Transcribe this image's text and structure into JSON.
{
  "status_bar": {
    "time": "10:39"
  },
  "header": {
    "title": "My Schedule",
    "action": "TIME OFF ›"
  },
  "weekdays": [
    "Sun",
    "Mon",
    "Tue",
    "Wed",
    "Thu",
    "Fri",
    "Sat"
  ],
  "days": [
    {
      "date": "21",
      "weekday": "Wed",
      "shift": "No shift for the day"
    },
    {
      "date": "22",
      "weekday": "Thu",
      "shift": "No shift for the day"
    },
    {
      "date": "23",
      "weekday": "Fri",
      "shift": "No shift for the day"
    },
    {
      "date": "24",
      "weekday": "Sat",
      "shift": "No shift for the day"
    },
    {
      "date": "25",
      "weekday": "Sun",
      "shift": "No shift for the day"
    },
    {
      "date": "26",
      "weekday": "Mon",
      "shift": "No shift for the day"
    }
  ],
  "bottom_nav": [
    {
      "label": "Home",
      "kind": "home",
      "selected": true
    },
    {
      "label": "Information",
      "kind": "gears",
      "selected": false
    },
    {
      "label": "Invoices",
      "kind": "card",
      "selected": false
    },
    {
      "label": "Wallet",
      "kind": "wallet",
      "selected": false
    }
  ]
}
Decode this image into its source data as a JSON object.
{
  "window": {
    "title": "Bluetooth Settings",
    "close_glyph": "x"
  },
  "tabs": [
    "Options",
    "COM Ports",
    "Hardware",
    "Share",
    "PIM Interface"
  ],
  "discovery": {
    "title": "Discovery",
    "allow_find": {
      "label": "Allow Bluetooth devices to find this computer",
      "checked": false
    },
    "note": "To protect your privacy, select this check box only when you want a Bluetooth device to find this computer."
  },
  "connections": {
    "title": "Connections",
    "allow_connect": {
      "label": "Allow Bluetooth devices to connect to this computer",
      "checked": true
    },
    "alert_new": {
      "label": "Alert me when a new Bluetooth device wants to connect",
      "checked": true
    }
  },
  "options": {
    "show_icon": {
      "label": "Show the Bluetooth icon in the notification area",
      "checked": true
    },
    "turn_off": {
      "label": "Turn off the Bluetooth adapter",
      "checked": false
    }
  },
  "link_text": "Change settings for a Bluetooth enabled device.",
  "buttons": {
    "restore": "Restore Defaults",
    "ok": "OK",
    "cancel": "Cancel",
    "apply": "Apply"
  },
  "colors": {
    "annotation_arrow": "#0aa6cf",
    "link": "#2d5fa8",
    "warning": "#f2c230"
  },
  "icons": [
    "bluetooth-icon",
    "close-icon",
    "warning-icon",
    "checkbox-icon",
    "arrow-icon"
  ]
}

- **Work to do**: Above are some records; repeat all of them exactly.

- **Response to the task**:
Transcribe this image's text and structure into JSON.
{
  "status_bar": {
    "time": "10:39"
  },
  "header": {
    "title": "My Schedule",
    "action": "TIME OFF ›"
  },
  "weekdays": [
    "Sun",
    "Mon",
    "Tue",
    "Wed",
    "Thu",
    "Fri",
    "Sat"
  ],
  "days": [
    {
      "date": "21",
      "weekday": "Wed",
      "shift": "No shift for the day"
    },
    {
      "date": "22",
      "weekday": "Thu",
      "shift": "No shift for the day"
    },
    {
      "date": "23",
      "weekday": "Fri",
      "shift": "No shift for the day"
    },
    {
      "date": "24",
      "weekday": "Sat",
      "shift": "No shift for the day"
    },
    {
      "date": "25",
      "weekday": "Sun",
      "shift": "No shift for the day"
    },
    {
      "date": "26",
      "weekday": "Mon",
      "shift": "No shift for the day"
    }
  ],
  "bottom_nav": [
    {
      "label": "Home",
      "kind": "home",
      "selected": true
    },
    {
      "label": "Information",
      "kind": "gears",
      "selected": false
    },
    {
      "label": "Invoices",
      "kind": "card",
      "selected": false
    },
    {
      "label": "Wallet",
      "kind": "wallet",
      "selected": false
    }
  ]
}
Decode this image into its source data as a JSON object.
{
  "window": {
    "title": "Bluetooth Settings",
    "close_glyph": "x"
  },
  "tabs": [
    "Options",
    "COM Ports",
    "Hardware",
    "Share",
    "PIM Interface"
  ],
  "discovery": {
    "title": "Discovery",
    "allow_find": {
      "label": "Allow Bluetooth devices to find this computer",
      "checked": false
    },
    "note": "To protect your privacy, select this check box only when you want a Bluetooth device to find this computer."
  },
  "connections": {
    "title": "Connections",
    "allow_connect": {
      "label": "Allow Bluetooth devices to connect to this computer",
      "checked": true
    },
    "alert_new": {
      "label": "Alert me when a new Bluetooth device wants to connect",
      "checked": true
    }
  },
  "options": {
    "show_icon": {
      "label": "Show the Bluetooth icon in the notification area",
      "checked": true
    },
    "turn_off": {
      "label": "Turn off the Bluetooth adapter",
      "checked": false
    }
  },
  "link_text": "Change settings for a Bluetooth enabled device.",
  "buttons": {
    "restore": "Restore Defaults",
    "ok": "OK",
    "cancel": "Cancel",
    "apply": "Apply"
  },
  "colors": {
    "annotation_arrow": "#0aa6cf",
    "link": "#2d5fa8",
    "warning": "#f2c230"
  },
  "icons": [
    "bluetooth-icon",
    "close-icon",
    "warning-icon",
    "checkbox-icon",
    "arrow-icon"
  ]
}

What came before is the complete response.